Exercise prompt:
Duplicate the lines below, starting at the line that contains "y-tick-label: -2%: [33, 649, 60, 667]" and stopping after the line that contains "bar: [974, 435, 987, 579]".

(Records from a dataset)
* Begin *

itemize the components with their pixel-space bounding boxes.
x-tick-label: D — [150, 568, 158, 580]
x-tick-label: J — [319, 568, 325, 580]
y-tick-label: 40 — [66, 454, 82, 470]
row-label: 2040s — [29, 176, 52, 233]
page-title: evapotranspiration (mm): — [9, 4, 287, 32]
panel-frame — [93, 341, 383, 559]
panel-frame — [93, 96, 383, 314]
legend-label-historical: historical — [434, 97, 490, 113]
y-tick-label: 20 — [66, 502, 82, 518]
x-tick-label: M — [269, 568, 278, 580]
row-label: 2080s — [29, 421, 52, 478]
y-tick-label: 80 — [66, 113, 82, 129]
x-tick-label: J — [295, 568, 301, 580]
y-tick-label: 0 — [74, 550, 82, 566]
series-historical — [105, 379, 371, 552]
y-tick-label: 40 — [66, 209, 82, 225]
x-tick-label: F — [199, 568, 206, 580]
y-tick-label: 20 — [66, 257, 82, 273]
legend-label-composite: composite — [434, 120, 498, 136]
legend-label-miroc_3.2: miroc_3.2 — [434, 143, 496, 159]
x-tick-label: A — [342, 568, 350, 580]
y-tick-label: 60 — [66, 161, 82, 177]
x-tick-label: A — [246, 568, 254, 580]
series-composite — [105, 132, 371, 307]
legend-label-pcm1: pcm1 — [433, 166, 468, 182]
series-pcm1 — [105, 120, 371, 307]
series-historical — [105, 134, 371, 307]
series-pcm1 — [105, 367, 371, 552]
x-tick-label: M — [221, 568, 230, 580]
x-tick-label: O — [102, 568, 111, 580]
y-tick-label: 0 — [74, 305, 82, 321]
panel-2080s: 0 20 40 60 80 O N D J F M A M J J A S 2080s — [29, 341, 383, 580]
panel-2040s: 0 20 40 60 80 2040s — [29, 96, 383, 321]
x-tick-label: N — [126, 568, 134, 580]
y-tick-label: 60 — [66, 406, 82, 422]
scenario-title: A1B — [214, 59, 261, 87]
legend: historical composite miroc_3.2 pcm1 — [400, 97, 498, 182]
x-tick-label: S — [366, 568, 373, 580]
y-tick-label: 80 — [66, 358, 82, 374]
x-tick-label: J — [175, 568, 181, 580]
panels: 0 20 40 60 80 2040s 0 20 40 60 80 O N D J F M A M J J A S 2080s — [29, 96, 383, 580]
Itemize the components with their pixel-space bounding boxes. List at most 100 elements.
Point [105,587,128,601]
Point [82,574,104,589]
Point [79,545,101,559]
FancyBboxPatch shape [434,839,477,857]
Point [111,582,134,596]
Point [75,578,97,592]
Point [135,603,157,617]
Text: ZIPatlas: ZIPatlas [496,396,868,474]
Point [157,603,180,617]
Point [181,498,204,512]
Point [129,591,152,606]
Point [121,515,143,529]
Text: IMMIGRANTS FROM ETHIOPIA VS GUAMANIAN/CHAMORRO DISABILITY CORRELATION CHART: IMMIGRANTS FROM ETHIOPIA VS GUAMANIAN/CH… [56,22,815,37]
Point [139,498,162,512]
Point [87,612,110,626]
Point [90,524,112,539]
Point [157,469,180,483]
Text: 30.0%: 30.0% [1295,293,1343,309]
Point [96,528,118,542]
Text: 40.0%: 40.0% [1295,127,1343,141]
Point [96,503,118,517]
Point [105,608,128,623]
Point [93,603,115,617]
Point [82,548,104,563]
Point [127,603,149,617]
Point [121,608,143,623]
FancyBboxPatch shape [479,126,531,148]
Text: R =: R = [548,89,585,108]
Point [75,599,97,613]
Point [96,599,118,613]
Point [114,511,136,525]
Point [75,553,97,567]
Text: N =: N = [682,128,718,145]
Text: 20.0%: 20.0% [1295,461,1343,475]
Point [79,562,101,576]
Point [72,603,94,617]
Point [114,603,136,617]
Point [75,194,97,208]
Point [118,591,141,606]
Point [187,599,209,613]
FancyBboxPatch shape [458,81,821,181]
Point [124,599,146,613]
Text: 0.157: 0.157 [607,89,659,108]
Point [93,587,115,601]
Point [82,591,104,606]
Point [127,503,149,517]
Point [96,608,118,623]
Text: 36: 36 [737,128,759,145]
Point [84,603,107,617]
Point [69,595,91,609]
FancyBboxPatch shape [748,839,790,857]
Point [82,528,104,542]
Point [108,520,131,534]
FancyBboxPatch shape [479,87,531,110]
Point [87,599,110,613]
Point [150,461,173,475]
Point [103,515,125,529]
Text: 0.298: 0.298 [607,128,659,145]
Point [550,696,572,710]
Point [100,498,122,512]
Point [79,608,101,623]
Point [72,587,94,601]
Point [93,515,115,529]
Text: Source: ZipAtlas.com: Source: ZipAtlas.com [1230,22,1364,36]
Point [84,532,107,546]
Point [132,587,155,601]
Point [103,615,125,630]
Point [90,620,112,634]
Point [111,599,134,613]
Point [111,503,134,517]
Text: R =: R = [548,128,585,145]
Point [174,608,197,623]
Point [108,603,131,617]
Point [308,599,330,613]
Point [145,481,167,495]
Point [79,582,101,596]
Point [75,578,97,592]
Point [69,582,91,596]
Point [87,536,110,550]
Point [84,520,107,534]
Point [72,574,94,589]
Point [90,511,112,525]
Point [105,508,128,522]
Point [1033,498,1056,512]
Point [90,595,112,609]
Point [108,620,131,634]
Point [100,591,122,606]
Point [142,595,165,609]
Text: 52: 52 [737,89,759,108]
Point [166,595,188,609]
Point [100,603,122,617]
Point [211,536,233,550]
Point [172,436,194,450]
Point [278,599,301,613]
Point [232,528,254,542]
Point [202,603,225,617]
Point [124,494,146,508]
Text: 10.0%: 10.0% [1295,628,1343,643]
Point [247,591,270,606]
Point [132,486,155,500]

* End *
* Begin *

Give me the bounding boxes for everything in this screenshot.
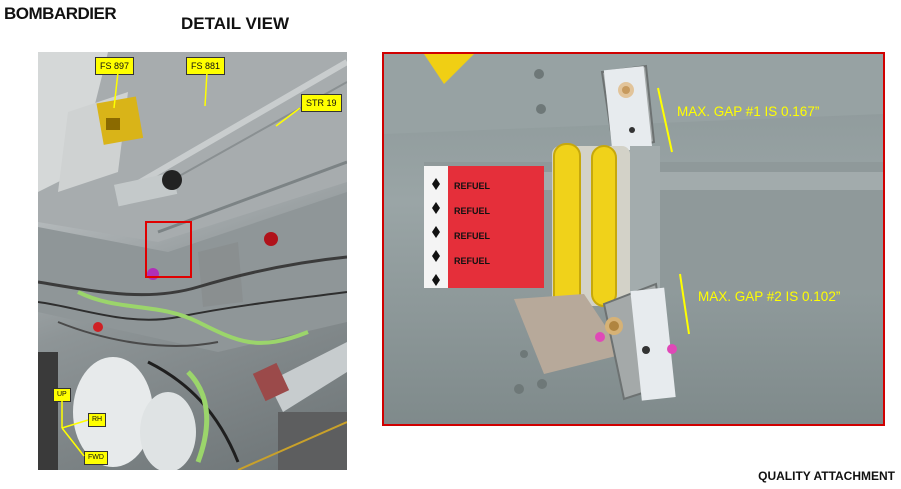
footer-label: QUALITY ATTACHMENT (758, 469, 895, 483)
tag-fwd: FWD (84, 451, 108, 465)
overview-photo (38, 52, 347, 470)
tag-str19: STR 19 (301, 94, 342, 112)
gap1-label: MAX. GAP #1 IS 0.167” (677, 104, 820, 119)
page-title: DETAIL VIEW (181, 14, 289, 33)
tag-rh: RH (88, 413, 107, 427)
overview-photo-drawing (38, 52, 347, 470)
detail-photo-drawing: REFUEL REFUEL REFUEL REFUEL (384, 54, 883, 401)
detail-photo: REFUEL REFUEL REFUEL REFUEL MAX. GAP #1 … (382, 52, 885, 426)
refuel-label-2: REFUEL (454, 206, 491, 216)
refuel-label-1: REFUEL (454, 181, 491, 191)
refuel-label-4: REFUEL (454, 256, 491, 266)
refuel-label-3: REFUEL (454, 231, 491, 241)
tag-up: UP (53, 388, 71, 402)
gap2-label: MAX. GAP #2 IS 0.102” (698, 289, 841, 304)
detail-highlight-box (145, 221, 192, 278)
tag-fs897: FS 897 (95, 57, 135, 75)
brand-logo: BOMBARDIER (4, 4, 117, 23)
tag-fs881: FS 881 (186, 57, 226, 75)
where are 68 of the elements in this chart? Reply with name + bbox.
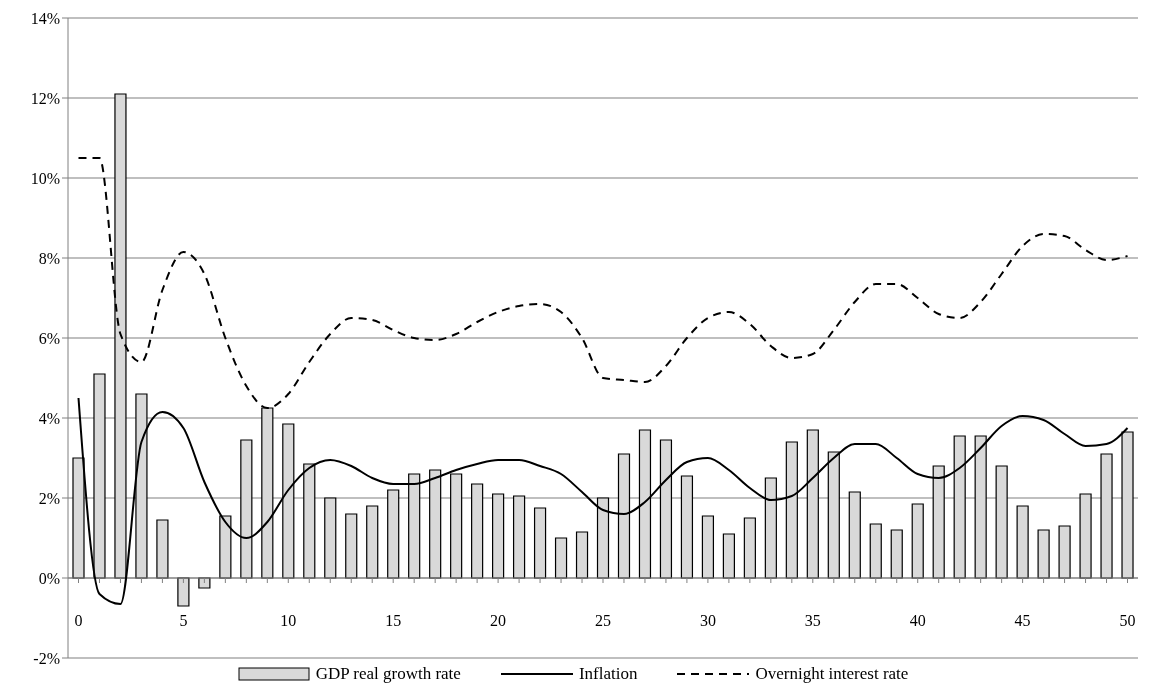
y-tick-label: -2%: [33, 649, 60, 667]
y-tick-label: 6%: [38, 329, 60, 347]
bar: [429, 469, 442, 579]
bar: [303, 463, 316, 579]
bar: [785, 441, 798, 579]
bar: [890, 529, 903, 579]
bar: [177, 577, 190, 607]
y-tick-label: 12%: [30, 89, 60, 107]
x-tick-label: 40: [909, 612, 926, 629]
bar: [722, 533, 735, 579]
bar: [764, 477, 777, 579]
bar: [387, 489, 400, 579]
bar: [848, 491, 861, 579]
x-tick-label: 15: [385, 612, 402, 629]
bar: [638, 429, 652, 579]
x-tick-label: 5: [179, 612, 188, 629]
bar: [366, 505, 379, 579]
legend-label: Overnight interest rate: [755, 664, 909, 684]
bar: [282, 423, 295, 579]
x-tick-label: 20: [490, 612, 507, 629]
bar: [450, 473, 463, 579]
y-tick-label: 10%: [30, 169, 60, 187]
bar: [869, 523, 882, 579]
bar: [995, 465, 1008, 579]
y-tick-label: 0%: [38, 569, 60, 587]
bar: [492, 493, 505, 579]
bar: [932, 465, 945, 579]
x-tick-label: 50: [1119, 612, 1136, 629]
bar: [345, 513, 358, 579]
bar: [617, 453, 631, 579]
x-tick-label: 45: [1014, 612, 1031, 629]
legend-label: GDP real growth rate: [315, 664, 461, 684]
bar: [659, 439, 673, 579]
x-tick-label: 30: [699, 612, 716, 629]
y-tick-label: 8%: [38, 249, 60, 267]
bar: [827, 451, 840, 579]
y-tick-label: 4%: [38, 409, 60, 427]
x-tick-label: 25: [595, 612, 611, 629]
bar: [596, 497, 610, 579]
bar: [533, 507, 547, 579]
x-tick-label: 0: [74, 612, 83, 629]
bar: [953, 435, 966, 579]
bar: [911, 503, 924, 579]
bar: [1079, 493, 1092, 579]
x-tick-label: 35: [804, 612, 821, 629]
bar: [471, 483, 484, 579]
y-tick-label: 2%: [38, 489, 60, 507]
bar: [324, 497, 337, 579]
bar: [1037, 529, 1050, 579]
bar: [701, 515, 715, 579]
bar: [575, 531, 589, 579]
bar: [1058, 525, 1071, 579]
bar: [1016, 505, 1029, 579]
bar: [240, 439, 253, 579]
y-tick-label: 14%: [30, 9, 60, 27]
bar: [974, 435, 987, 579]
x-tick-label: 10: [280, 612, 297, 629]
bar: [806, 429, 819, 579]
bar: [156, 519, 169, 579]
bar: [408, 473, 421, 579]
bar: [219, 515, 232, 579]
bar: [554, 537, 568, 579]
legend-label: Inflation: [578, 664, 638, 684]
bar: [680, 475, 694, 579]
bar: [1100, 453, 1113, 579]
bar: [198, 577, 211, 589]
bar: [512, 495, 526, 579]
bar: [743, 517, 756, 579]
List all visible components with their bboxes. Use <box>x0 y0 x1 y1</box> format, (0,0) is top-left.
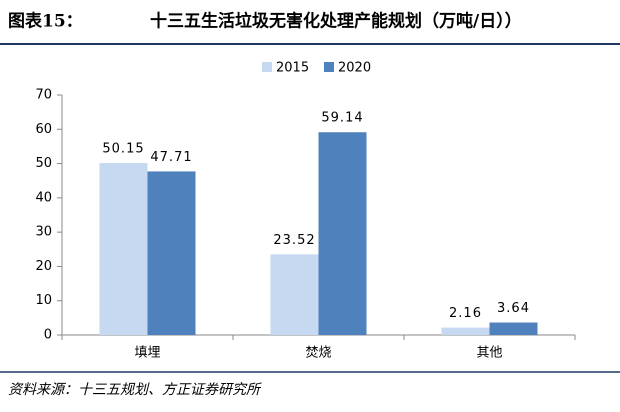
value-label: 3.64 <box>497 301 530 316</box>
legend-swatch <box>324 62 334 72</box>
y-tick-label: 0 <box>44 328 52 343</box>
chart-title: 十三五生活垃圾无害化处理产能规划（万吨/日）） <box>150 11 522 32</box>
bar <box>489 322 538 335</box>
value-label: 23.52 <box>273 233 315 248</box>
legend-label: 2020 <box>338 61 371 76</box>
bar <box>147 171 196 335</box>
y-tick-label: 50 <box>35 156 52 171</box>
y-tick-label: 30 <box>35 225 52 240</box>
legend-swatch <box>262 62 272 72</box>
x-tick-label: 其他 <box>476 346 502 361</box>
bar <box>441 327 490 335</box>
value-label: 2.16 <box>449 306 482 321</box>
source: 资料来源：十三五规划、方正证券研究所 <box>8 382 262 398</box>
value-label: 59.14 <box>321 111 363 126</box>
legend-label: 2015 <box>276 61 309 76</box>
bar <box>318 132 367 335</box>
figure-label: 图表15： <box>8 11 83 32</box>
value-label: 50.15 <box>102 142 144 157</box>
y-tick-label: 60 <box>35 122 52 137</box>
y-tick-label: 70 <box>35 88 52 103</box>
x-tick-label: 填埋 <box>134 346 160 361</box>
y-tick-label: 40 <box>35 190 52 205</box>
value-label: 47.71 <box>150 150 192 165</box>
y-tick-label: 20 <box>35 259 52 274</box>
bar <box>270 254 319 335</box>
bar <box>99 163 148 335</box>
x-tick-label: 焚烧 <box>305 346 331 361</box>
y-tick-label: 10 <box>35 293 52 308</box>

* End *

Task solution:
y-tick-label: -2%: [33, 649, 60, 667]
y-tick-label: 6%: [38, 329, 60, 347]
bar: [429, 469, 442, 579]
bar: [303, 463, 316, 579]
bar: [785, 441, 798, 579]
bar: [890, 529, 903, 579]
bar: [177, 577, 190, 607]
y-tick-label: 12%: [30, 89, 60, 107]
x-tick-label: 40: [909, 612, 926, 629]
bar: [722, 533, 735, 579]
bar: [764, 477, 777, 579]
bar: [387, 489, 400, 579]
bar: [848, 491, 861, 579]
x-tick-label: 15: [385, 612, 402, 629]
bar: [638, 429, 652, 579]
x-tick-label: 5: [179, 612, 188, 629]
bar: [366, 505, 379, 579]
legend-label: Overnight interest rate: [755, 664, 909, 684]
bar: [282, 423, 295, 579]
x-tick-label: 20: [490, 612, 507, 629]
bar: [450, 473, 463, 579]
y-tick-label: 10%: [30, 169, 60, 187]
bar: [869, 523, 882, 579]
bar: [995, 465, 1008, 579]
y-tick-label: 0%: [38, 569, 60, 587]
bar: [492, 493, 505, 579]
bar: [932, 465, 945, 579]
x-tick-label: 50: [1119, 612, 1136, 629]
bar: [345, 513, 358, 579]
bar: [617, 453, 631, 579]
x-tick-label: 45: [1014, 612, 1031, 629]
legend-label: GDP real growth rate: [315, 664, 461, 684]
bar: [659, 439, 673, 579]
x-tick-label: 30: [699, 612, 716, 629]
y-tick-label: 8%: [38, 249, 60, 267]
bar: [827, 451, 840, 579]
y-tick-label: 4%: [38, 409, 60, 427]
x-tick-label: 25: [595, 612, 611, 629]
bar: [596, 497, 610, 579]
bar: [533, 507, 547, 579]
x-tick-label: 0: [74, 612, 83, 629]
bar: [953, 435, 966, 579]
bar: [911, 503, 924, 579]
bar: [1079, 493, 1092, 579]
x-tick-label: 35: [804, 612, 821, 629]
bar: [471, 483, 484, 579]
y-tick-label: 2%: [38, 489, 60, 507]
bar: [324, 497, 337, 579]
bar: [1037, 529, 1050, 579]
bar: [701, 515, 715, 579]
bar: [575, 531, 589, 579]
bar: [1058, 525, 1071, 579]
bar: [1016, 505, 1029, 579]
bar: [240, 439, 253, 579]
y-tick-label: 14%: [30, 9, 60, 27]
bar: [974, 435, 987, 579]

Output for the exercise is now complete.